AIM OF THE TASK: Search the material for "MELTHAM" and show all lines that contain it.

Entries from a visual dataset

* START *

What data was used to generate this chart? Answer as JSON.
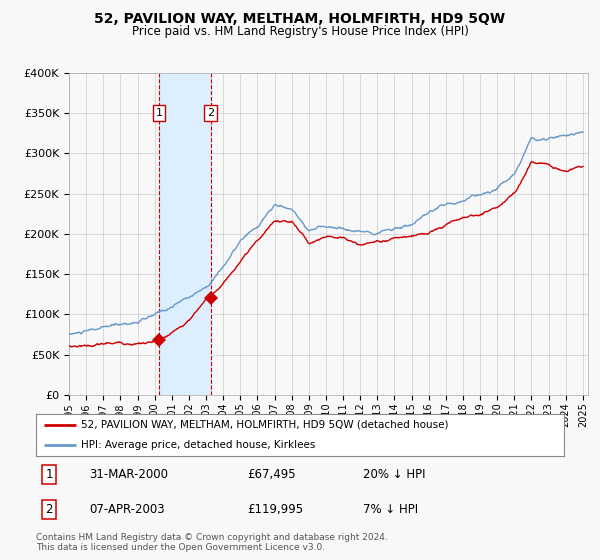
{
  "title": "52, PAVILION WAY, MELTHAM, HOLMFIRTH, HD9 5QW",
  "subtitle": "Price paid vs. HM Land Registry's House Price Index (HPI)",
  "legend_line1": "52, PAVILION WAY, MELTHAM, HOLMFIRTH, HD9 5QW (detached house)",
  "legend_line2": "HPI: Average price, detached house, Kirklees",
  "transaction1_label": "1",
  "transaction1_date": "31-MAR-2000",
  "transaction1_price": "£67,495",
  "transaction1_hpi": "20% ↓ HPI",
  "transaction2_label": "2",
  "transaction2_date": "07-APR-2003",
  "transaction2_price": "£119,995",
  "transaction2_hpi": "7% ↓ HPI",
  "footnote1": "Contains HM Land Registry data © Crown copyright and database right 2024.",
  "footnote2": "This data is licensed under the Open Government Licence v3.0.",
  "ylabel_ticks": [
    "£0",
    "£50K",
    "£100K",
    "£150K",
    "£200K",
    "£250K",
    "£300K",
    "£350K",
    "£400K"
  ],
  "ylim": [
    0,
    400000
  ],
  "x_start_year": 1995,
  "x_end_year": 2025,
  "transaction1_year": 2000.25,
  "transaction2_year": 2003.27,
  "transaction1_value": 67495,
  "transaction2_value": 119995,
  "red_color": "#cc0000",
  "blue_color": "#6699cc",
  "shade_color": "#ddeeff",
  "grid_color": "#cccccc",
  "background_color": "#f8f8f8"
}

* END *

RESULT OF THIS TASK:
  "title": "52, PAVILION WAY, MELTHAM, HOLMFIRTH, HD9 5QW",
  "legend_line1": "52, PAVILION WAY, MELTHAM, HOLMFIRTH, HD9 5QW (detached house)",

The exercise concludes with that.